§ Written exercise
Copy every line of the material below word for word, leaving nothing out.

# START OF Record set

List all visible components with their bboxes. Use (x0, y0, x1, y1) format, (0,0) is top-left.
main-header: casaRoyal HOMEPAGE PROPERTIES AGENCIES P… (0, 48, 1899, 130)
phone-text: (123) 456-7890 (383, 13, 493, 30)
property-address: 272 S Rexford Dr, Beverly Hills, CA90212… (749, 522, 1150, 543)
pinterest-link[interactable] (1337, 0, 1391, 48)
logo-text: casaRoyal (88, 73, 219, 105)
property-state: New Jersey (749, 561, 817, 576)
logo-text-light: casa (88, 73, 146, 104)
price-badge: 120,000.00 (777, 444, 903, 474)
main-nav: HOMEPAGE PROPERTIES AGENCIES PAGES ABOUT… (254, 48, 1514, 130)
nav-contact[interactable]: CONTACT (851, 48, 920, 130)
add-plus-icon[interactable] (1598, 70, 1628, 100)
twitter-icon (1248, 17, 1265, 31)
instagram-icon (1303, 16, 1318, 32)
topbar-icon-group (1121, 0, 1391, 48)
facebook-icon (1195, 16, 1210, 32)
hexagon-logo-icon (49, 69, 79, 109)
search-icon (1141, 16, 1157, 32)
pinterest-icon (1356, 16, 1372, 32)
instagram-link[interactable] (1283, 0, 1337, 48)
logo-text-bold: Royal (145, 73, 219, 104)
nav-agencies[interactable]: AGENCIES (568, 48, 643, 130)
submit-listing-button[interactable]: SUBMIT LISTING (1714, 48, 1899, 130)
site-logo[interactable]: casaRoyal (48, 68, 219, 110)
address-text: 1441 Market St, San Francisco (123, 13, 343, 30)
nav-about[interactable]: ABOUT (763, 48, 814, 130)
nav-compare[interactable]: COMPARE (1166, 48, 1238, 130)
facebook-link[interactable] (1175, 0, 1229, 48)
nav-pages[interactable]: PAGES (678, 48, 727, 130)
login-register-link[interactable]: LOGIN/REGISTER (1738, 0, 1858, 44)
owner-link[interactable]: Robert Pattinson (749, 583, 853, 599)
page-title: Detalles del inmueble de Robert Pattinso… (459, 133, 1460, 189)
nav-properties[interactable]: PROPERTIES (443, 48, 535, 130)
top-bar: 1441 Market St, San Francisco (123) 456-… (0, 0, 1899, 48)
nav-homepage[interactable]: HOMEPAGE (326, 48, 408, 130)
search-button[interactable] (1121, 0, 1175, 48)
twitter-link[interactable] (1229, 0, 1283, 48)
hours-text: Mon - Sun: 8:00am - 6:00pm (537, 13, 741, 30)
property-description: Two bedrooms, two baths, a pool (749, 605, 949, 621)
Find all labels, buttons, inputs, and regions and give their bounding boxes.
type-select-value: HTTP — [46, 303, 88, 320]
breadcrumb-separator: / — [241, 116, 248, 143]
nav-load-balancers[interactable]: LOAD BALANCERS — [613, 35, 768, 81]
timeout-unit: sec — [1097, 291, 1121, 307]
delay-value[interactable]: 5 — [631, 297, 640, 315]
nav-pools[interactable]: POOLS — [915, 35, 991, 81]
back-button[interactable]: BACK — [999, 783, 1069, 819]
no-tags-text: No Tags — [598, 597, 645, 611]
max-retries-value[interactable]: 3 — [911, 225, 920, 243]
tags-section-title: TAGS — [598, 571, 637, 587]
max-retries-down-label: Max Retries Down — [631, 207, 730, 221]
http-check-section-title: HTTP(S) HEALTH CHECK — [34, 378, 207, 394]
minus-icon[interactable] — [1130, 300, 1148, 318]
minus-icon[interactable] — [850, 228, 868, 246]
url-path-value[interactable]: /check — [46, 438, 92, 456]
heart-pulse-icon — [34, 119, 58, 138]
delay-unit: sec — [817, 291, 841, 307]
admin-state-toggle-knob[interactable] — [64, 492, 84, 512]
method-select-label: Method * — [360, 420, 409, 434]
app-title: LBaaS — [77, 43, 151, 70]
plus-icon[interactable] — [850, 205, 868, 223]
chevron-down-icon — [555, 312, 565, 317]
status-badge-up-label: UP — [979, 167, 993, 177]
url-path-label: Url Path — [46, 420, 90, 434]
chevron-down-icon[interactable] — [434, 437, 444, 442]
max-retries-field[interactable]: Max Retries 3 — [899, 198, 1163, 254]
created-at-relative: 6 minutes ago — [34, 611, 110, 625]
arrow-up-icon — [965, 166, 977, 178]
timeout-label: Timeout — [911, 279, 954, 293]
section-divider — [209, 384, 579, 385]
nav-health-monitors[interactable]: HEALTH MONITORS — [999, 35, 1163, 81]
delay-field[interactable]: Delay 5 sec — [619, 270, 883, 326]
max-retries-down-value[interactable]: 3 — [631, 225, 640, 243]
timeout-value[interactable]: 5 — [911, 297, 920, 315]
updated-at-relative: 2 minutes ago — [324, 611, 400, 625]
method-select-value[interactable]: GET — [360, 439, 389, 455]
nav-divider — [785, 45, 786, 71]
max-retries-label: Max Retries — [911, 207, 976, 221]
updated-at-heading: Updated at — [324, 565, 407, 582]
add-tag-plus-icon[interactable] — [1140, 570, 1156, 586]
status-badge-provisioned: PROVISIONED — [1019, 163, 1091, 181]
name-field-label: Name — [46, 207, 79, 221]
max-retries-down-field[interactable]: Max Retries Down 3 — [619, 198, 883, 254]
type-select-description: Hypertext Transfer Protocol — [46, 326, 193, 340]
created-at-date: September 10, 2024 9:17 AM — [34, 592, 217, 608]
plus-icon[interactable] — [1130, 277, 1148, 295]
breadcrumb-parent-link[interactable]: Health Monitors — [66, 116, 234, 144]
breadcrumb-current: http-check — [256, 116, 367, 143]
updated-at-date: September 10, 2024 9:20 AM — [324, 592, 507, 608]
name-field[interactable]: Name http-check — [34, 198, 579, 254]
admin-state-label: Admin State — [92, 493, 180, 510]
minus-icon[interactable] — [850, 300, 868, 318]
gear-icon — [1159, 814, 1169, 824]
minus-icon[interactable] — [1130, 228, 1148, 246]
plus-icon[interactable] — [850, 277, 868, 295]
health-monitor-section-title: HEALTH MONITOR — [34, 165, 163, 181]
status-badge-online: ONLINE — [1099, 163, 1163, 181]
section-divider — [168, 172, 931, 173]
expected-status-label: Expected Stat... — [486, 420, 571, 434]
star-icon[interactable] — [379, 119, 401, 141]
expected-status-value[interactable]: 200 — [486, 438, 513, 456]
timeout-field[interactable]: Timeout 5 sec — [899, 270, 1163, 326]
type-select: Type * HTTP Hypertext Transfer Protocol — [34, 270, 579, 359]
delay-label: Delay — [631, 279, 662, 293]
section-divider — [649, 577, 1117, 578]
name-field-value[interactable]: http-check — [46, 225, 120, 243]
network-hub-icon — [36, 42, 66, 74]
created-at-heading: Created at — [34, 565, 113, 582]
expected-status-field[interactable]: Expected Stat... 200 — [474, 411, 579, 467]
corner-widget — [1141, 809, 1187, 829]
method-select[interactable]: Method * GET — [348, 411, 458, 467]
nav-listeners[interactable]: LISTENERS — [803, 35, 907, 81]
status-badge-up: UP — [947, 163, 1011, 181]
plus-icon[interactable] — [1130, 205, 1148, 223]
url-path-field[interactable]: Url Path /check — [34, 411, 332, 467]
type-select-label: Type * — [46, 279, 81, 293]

# END OF Record set

§ Solution below
List all visible components with their bboxes. Use (x0, y0, x1, y1) format, (0,0) is top-left.
main-header: casaRoyal HOMEPAGE PROPERTIES AGENCIES P… (0, 48, 1899, 130)
phone-text: (123) 456-7890 (383, 13, 493, 30)
property-address: 272 S Rexford Dr, Beverly Hills, CA90212… (749, 522, 1150, 543)
pinterest-link[interactable] (1337, 0, 1391, 48)
logo-text: casaRoyal (88, 73, 219, 105)
property-state: New Jersey (749, 561, 817, 576)
logo-text-light: casa (88, 73, 146, 104)
price-badge: 120,000.00 (777, 444, 903, 474)
main-nav: HOMEPAGE PROPERTIES AGENCIES PAGES ABOUT… (254, 48, 1514, 130)
nav-contact[interactable]: CONTACT (851, 48, 920, 130)
add-plus-icon[interactable] (1598, 70, 1628, 100)
twitter-icon (1248, 17, 1265, 31)
instagram-icon (1303, 16, 1318, 32)
topbar-icon-group (1121, 0, 1391, 48)
facebook-icon (1195, 16, 1210, 32)
hexagon-logo-icon (49, 69, 79, 109)
search-icon (1141, 16, 1157, 32)
pinterest-icon (1356, 16, 1372, 32)
instagram-link[interactable] (1283, 0, 1337, 48)
logo-text-bold: Royal (145, 73, 219, 104)
nav-agencies[interactable]: AGENCIES (568, 48, 643, 130)
submit-listing-button[interactable]: SUBMIT LISTING (1714, 48, 1899, 130)
site-logo[interactable]: casaRoyal (48, 68, 219, 110)
address-text: 1441 Market St, San Francisco (123, 13, 343, 30)
nav-about[interactable]: ABOUT (763, 48, 814, 130)
nav-compare[interactable]: COMPARE (1166, 48, 1238, 130)
facebook-link[interactable] (1175, 0, 1229, 48)
nav-pages[interactable]: PAGES (678, 48, 727, 130)
login-register-link[interactable]: LOGIN/REGISTER (1738, 0, 1858, 44)
owner-link[interactable]: Robert Pattinson (749, 583, 853, 599)
page-title: Detalles del inmueble de Robert Pattinso… (459, 133, 1460, 189)
nav-properties[interactable]: PROPERTIES (443, 48, 535, 130)
top-bar: 1441 Market St, San Francisco (123) 456-… (0, 0, 1899, 48)
nav-homepage[interactable]: HOMEPAGE (326, 48, 408, 130)
search-button[interactable] (1121, 0, 1175, 48)
twitter-link[interactable] (1229, 0, 1283, 48)
hours-text: Mon - Sun: 8:00am - 6:00pm (537, 13, 741, 30)
property-description: Two bedrooms, two baths, a pool (749, 605, 949, 621)
Find all labels, buttons, inputs, and regions and give their bounding boxes.
type-select-value: HTTP — [46, 303, 88, 320]
breadcrumb-separator: / — [241, 116, 248, 143]
nav-load-balancers[interactable]: LOAD BALANCERS — [613, 35, 768, 81]
timeout-unit: sec — [1097, 291, 1121, 307]
delay-value[interactable]: 5 — [631, 297, 640, 315]
nav-pools[interactable]: POOLS — [915, 35, 991, 81]
back-button[interactable]: BACK — [999, 783, 1069, 819]
no-tags-text: No Tags — [598, 597, 645, 611]
max-retries-value[interactable]: 3 — [911, 225, 920, 243]
tags-section-title: TAGS — [598, 571, 637, 587]
max-retries-down-label: Max Retries Down — [631, 207, 730, 221]
http-check-section-title: HTTP(S) HEALTH CHECK — [34, 378, 207, 394]
minus-icon[interactable] — [1130, 300, 1148, 318]
minus-icon[interactable] — [850, 228, 868, 246]
url-path-value[interactable]: /check — [46, 438, 92, 456]
heart-pulse-icon — [34, 119, 58, 138]
delay-unit: sec — [817, 291, 841, 307]
admin-state-toggle-knob[interactable] — [64, 492, 84, 512]
method-select-label: Method * — [360, 420, 409, 434]
app-title: LBaaS — [77, 43, 151, 70]
plus-icon[interactable] — [850, 205, 868, 223]
chevron-down-icon — [555, 312, 565, 317]
status-badge-up-label: UP — [979, 167, 993, 177]
url-path-label: Url Path — [46, 420, 90, 434]
chevron-down-icon[interactable] — [434, 437, 444, 442]
max-retries-field[interactable]: Max Retries 3 — [899, 198, 1163, 254]
created-at-relative: 6 minutes ago — [34, 611, 110, 625]
arrow-up-icon — [965, 166, 977, 178]
timeout-label: Timeout — [911, 279, 954, 293]
section-divider — [209, 384, 579, 385]
nav-health-monitors[interactable]: HEALTH MONITORS — [999, 35, 1163, 81]
delay-field[interactable]: Delay 5 sec — [619, 270, 883, 326]
max-retries-down-value[interactable]: 3 — [631, 225, 640, 243]
timeout-value[interactable]: 5 — [911, 297, 920, 315]
updated-at-relative: 2 minutes ago — [324, 611, 400, 625]
method-select-value[interactable]: GET — [360, 439, 389, 455]
nav-divider — [785, 45, 786, 71]
max-retries-label: Max Retries — [911, 207, 976, 221]
updated-at-heading: Updated at — [324, 565, 407, 582]
add-tag-plus-icon[interactable] — [1140, 570, 1156, 586]
status-badge-provisioned: PROVISIONED — [1019, 163, 1091, 181]
name-field-label: Name — [46, 207, 79, 221]
max-retries-down-field[interactable]: Max Retries Down 3 — [619, 198, 883, 254]
type-select-description: Hypertext Transfer Protocol — [46, 326, 193, 340]
created-at-date: September 10, 2024 9:17 AM — [34, 592, 217, 608]
plus-icon[interactable] — [1130, 277, 1148, 295]
breadcrumb-parent-link[interactable]: Health Monitors — [66, 116, 234, 144]
breadcrumb-current: http-check — [256, 116, 367, 143]
updated-at-date: September 10, 2024 9:20 AM — [324, 592, 507, 608]
name-field[interactable]: Name http-check — [34, 198, 579, 254]
admin-state-label: Admin State — [92, 493, 180, 510]
minus-icon[interactable] — [850, 300, 868, 318]
gear-icon — [1159, 814, 1169, 824]
minus-icon[interactable] — [1130, 228, 1148, 246]
plus-icon[interactable] — [850, 277, 868, 295]
health-monitor-section-title: HEALTH MONITOR — [34, 165, 163, 181]
status-badge-online: ONLINE — [1099, 163, 1163, 181]
section-divider — [168, 172, 931, 173]
expected-status-label: Expected Stat... — [486, 420, 571, 434]
star-icon[interactable] — [379, 119, 401, 141]
expected-status-value[interactable]: 200 — [486, 438, 513, 456]
timeout-field[interactable]: Timeout 5 sec — [899, 270, 1163, 326]
type-select: Type * HTTP Hypertext Transfer Protocol — [34, 270, 579, 359]
delay-label: Delay — [631, 279, 662, 293]
section-divider — [649, 577, 1117, 578]
name-field-value[interactable]: http-check — [46, 225, 120, 243]
network-hub-icon — [36, 42, 66, 74]
created-at-heading: Created at — [34, 565, 113, 582]
expected-status-field[interactable]: Expected Stat... 200 — [474, 411, 579, 467]
corner-widget — [1141, 809, 1187, 829]
method-select[interactable]: Method * GET — [348, 411, 458, 467]
nav-listeners[interactable]: LISTENERS — [803, 35, 907, 81]
status-badge-up: UP — [947, 163, 1011, 181]
plus-icon[interactable] — [1130, 205, 1148, 223]
url-path-field[interactable]: Url Path /check — [34, 411, 332, 467]
type-select-label: Type * — [46, 279, 81, 293]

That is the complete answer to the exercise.